▸ Figure record extracts
--------------------

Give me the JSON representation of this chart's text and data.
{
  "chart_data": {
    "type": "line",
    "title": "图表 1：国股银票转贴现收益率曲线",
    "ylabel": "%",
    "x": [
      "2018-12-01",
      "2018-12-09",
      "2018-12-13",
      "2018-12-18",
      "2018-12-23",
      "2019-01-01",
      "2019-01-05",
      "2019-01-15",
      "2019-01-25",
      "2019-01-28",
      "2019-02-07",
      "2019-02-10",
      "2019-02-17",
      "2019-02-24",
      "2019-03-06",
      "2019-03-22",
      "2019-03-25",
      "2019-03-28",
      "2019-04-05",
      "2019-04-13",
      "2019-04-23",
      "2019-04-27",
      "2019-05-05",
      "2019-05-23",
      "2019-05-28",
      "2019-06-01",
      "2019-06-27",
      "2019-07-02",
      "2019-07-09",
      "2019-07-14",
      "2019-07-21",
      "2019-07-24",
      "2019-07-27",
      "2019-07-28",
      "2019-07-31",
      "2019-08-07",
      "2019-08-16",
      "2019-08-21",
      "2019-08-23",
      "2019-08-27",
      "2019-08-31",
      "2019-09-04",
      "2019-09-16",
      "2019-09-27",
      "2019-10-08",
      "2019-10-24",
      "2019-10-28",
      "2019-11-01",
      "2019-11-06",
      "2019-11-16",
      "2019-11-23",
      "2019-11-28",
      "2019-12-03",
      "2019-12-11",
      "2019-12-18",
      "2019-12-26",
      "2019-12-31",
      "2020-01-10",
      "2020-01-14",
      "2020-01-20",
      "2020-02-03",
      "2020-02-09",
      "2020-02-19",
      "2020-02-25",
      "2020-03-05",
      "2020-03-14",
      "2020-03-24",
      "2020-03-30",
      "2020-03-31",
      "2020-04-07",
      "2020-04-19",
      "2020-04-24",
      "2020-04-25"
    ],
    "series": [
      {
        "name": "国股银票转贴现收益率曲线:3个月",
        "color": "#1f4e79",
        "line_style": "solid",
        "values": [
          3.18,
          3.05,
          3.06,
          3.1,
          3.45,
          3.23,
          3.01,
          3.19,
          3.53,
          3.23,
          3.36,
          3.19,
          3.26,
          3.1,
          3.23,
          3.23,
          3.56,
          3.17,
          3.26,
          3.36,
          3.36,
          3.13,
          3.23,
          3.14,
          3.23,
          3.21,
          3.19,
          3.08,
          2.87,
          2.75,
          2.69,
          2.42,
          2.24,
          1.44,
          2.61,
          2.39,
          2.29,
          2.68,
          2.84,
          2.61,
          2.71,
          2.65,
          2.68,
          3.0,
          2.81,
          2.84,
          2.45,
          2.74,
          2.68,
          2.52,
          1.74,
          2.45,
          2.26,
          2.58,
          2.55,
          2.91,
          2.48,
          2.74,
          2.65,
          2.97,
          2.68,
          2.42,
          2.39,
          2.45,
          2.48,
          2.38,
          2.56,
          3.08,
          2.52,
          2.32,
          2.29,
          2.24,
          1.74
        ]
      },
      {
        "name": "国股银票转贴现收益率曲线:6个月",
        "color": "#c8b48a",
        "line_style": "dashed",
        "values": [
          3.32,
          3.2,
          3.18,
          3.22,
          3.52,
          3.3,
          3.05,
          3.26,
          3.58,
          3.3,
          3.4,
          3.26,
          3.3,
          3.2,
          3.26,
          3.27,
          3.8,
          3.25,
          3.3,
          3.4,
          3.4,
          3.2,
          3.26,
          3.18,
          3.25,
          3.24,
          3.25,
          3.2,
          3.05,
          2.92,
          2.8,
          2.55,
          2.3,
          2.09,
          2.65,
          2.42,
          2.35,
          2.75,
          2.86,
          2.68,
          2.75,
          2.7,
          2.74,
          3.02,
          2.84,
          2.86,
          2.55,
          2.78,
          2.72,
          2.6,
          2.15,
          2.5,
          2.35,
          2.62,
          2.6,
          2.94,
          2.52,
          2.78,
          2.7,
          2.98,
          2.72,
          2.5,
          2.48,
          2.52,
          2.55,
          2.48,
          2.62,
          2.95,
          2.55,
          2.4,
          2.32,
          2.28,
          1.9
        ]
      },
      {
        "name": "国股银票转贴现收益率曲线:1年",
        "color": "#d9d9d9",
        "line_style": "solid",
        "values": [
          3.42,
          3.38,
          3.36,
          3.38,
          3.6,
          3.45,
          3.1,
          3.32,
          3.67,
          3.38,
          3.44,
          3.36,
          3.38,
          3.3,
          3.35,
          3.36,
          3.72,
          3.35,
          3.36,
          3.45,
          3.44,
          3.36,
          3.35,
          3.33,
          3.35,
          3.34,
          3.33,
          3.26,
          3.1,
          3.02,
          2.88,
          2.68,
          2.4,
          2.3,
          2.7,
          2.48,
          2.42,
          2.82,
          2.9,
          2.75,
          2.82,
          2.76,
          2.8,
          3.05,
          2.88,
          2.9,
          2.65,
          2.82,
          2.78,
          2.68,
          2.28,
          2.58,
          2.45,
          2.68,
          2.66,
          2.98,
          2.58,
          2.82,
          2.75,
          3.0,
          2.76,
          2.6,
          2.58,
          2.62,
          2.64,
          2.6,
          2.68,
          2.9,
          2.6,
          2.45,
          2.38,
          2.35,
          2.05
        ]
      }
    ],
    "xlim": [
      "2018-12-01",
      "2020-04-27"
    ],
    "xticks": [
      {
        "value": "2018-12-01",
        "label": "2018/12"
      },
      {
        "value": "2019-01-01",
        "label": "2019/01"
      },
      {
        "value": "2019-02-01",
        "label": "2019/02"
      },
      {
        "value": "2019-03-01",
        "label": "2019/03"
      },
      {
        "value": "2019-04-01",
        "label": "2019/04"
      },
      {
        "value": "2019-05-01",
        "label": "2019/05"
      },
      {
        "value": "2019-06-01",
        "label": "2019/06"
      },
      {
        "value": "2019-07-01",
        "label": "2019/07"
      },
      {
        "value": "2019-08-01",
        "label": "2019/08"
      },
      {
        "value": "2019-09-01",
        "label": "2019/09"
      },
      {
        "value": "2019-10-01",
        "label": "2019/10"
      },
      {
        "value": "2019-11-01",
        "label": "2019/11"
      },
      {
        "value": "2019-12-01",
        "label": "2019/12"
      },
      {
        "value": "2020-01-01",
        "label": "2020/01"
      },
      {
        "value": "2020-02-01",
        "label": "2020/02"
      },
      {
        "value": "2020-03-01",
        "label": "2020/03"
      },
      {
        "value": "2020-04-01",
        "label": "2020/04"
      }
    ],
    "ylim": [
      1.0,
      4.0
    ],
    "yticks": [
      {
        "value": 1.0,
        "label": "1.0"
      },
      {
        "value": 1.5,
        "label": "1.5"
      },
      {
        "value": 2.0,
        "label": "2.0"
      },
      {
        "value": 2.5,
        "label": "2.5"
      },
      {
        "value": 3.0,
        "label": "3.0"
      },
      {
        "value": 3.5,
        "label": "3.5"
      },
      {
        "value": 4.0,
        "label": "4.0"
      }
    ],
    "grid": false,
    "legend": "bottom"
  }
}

--------------------

▸ EXERCISE BRIEF
Can you reproduce all the material exactly?

▸ SOLVED PROBLEM
Give me the JSON representation of this chart's text and data.
{
  "chart_data": {
    "type": "line",
    "title": "图表 1：国股银票转贴现收益率曲线",
    "ylabel": "%",
    "x": [
      "2018-12-01",
      "2018-12-09",
      "2018-12-13",
      "2018-12-18",
      "2018-12-23",
      "2019-01-01",
      "2019-01-05",
      "2019-01-15",
      "2019-01-25",
      "2019-01-28",
      "2019-02-07",
      "2019-02-10",
      "2019-02-17",
      "2019-02-24",
      "2019-03-06",
      "2019-03-22",
      "2019-03-25",
      "2019-03-28",
      "2019-04-05",
      "2019-04-13",
      "2019-04-23",
      "2019-04-27",
      "2019-05-05",
      "2019-05-23",
      "2019-05-28",
      "2019-06-01",
      "2019-06-27",
      "2019-07-02",
      "2019-07-09",
      "2019-07-14",
      "2019-07-21",
      "2019-07-24",
      "2019-07-27",
      "2019-07-28",
      "2019-07-31",
      "2019-08-07",
      "2019-08-16",
      "2019-08-21",
      "2019-08-23",
      "2019-08-27",
      "2019-08-31",
      "2019-09-04",
      "2019-09-16",
      "2019-09-27",
      "2019-10-08",
      "2019-10-24",
      "2019-10-28",
      "2019-11-01",
      "2019-11-06",
      "2019-11-16",
      "2019-11-23",
      "2019-11-28",
      "2019-12-03",
      "2019-12-11",
      "2019-12-18",
      "2019-12-26",
      "2019-12-31",
      "2020-01-10",
      "2020-01-14",
      "2020-01-20",
      "2020-02-03",
      "2020-02-09",
      "2020-02-19",
      "2020-02-25",
      "2020-03-05",
      "2020-03-14",
      "2020-03-24",
      "2020-03-30",
      "2020-03-31",
      "2020-04-07",
      "2020-04-19",
      "2020-04-24",
      "2020-04-25"
    ],
    "series": [
      {
        "name": "国股银票转贴现收益率曲线:3个月",
        "color": "#1f4e79",
        "line_style": "solid",
        "values": [
          3.18,
          3.05,
          3.06,
          3.1,
          3.45,
          3.23,
          3.01,
          3.19,
          3.53,
          3.23,
          3.36,
          3.19,
          3.26,
          3.1,
          3.23,
          3.23,
          3.56,
          3.17,
          3.26,
          3.36,
          3.36,
          3.13,
          3.23,
          3.14,
          3.23,
          3.21,
          3.19,
          3.08,
          2.87,
          2.75,
          2.69,
          2.42,
          2.24,
          1.44,
          2.61,
          2.39,
          2.29,
          2.68,
          2.84,
          2.61,
          2.71,
          2.65,
          2.68,
          3.0,
          2.81,
          2.84,
          2.45,
          2.74,
          2.68,
          2.52,
          1.74,
          2.45,
          2.26,
          2.58,
          2.55,
          2.91,
          2.48,
          2.74,
          2.65,
          2.97,
          2.68,
          2.42,
          2.39,
          2.45,
          2.48,
          2.38,
          2.56,
          3.08,
          2.52,
          2.32,
          2.29,
          2.24,
          1.74
        ]
      },
      {
        "name": "国股银票转贴现收益率曲线:6个月",
        "color": "#c8b48a",
        "line_style": "dashed",
        "values": [
          3.32,
          3.2,
          3.18,
          3.22,
          3.52,
          3.3,
          3.05,
          3.26,
          3.58,
          3.3,
          3.4,
          3.26,
          3.3,
          3.2,
          3.26,
          3.27,
          3.8,
          3.25,
          3.3,
          3.4,
          3.4,
          3.2,
          3.26,
          3.18,
          3.25,
          3.24,
          3.25,
          3.2,
          3.05,
          2.92,
          2.8,
          2.55,
          2.3,
          2.09,
          2.65,
          2.42,
          2.35,
          2.75,
          2.86,
          2.68,
          2.75,
          2.7,
          2.74,
          3.02,
          2.84,
          2.86,
          2.55,
          2.78,
          2.72,
          2.6,
          2.15,
          2.5,
          2.35,
          2.62,
          2.6,
          2.94,
          2.52,
          2.78,
          2.7,
          2.98,
          2.72,
          2.5,
          2.48,
          2.52,
          2.55,
          2.48,
          2.62,
          2.95,
          2.55,
          2.4,
          2.32,
          2.28,
          1.9
        ]
      },
      {
        "name": "国股银票转贴现收益率曲线:1年",
        "color": "#d9d9d9",
        "line_style": "solid",
        "values": [
          3.42,
          3.38,
          3.36,
          3.38,
          3.6,
          3.45,
          3.1,
          3.32,
          3.67,
          3.38,
          3.44,
          3.36,
          3.38,
          3.3,
          3.35,
          3.36,
          3.72,
          3.35,
          3.36,
          3.45,
          3.44,
          3.36,
          3.35,
          3.33,
          3.35,
          3.34,
          3.33,
          3.26,
          3.1,
          3.02,
          2.88,
          2.68,
          2.4,
          2.3,
          2.7,
          2.48,
          2.42,
          2.82,
          2.9,
          2.75,
          2.82,
          2.76,
          2.8,
          3.05,
          2.88,
          2.9,
          2.65,
          2.82,
          2.78,
          2.68,
          2.28,
          2.58,
          2.45,
          2.68,
          2.66,
          2.98,
          2.58,
          2.82,
          2.75,
          3.0,
          2.76,
          2.6,
          2.58,
          2.62,
          2.64,
          2.6,
          2.68,
          2.9,
          2.6,
          2.45,
          2.38,
          2.35,
          2.05
        ]
      }
    ],
    "xlim": [
      "2018-12-01",
      "2020-04-27"
    ],
    "xticks": [
      {
        "value": "2018-12-01",
        "label": "2018/12"
      },
      {
        "value": "2019-01-01",
        "label": "2019/01"
      },
      {
        "value": "2019-02-01",
        "label": "2019/02"
      },
      {
        "value": "2019-03-01",
        "label": "2019/03"
      },
      {
        "value": "2019-04-01",
        "label": "2019/04"
      },
      {
        "value": "2019-05-01",
        "label": "2019/05"
      },
      {
        "value": "2019-06-01",
        "label": "2019/06"
      },
      {
        "value": "2019-07-01",
        "label": "2019/07"
      },
      {
        "value": "2019-08-01",
        "label": "2019/08"
      },
      {
        "value": "2019-09-01",
        "label": "2019/09"
      },
      {
        "value": "2019-10-01",
        "label": "2019/10"
      },
      {
        "value": "2019-11-01",
        "label": "2019/11"
      },
      {
        "value": "2019-12-01",
        "label": "2019/12"
      },
      {
        "value": "2020-01-01",
        "label": "2020/01"
      },
      {
        "value": "2020-02-01",
        "label": "2020/02"
      },
      {
        "value": "2020-03-01",
        "label": "2020/03"
      },
      {
        "value": "2020-04-01",
        "label": "2020/04"
      }
    ],
    "ylim": [
      1.0,
      4.0
    ],
    "yticks": [
      {
        "value": 1.0,
        "label": "1.0"
      },
      {
        "value": 1.5,
        "label": "1.5"
      },
      {
        "value": 2.0,
        "label": "2.0"
      },
      {
        "value": 2.5,
        "label": "2.5"
      },
      {
        "value": 3.0,
        "label": "3.0"
      },
      {
        "value": 3.5,
        "label": "3.5"
      },
      {
        "value": 4.0,
        "label": "4.0"
      }
    ],
    "grid": false,
    "legend": "bottom"
  }
}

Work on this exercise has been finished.